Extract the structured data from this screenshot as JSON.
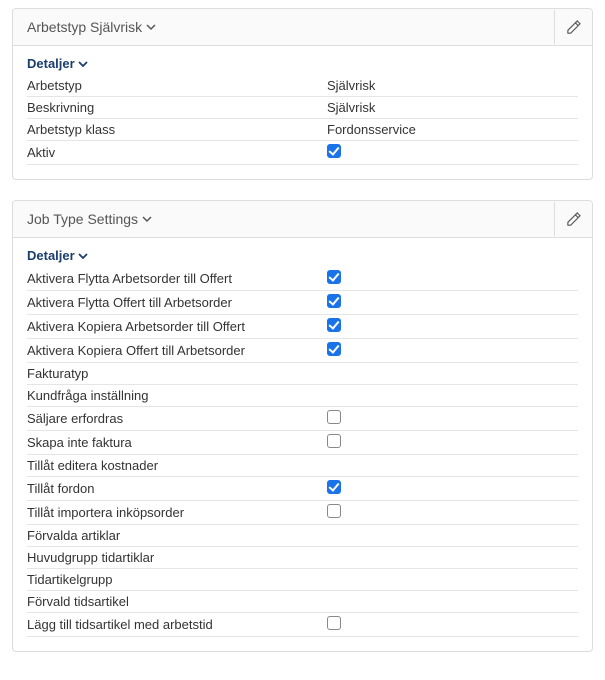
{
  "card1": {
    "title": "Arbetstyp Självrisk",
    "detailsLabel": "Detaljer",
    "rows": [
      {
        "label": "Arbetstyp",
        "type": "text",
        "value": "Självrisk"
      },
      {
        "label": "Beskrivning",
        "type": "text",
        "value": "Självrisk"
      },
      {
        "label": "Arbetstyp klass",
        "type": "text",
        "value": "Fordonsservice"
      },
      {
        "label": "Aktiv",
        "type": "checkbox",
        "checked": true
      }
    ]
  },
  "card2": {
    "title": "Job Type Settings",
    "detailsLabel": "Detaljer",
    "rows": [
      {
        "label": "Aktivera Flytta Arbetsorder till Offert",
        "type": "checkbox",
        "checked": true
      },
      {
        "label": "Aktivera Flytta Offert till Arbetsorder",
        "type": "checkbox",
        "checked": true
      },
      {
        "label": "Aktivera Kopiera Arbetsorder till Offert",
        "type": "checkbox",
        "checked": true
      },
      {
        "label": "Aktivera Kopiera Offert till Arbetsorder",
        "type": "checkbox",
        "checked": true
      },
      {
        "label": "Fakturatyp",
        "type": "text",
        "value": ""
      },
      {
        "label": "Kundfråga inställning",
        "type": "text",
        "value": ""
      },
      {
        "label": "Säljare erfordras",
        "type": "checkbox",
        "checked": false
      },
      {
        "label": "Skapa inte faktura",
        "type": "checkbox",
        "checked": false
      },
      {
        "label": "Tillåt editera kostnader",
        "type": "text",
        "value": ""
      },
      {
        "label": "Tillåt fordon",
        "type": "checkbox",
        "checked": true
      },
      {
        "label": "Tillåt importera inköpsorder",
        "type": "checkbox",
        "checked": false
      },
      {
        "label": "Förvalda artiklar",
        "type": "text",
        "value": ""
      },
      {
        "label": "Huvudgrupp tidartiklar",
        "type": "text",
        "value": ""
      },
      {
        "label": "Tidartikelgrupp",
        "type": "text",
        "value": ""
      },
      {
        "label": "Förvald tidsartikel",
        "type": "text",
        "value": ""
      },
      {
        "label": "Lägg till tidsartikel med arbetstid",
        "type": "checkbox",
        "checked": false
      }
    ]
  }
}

**Your goal:**
Show every line that contains the word "Offert".

**Task output:**
        "label": "Aktivera Flytta Arbetsorder till Offert",
        "label": "Aktivera Flytta Offert till Arbetsorder",
        "label": "Aktivera Kopiera Arbetsorder till Offert",
        "label": "Aktivera Kopiera Offert till Arbetsorder",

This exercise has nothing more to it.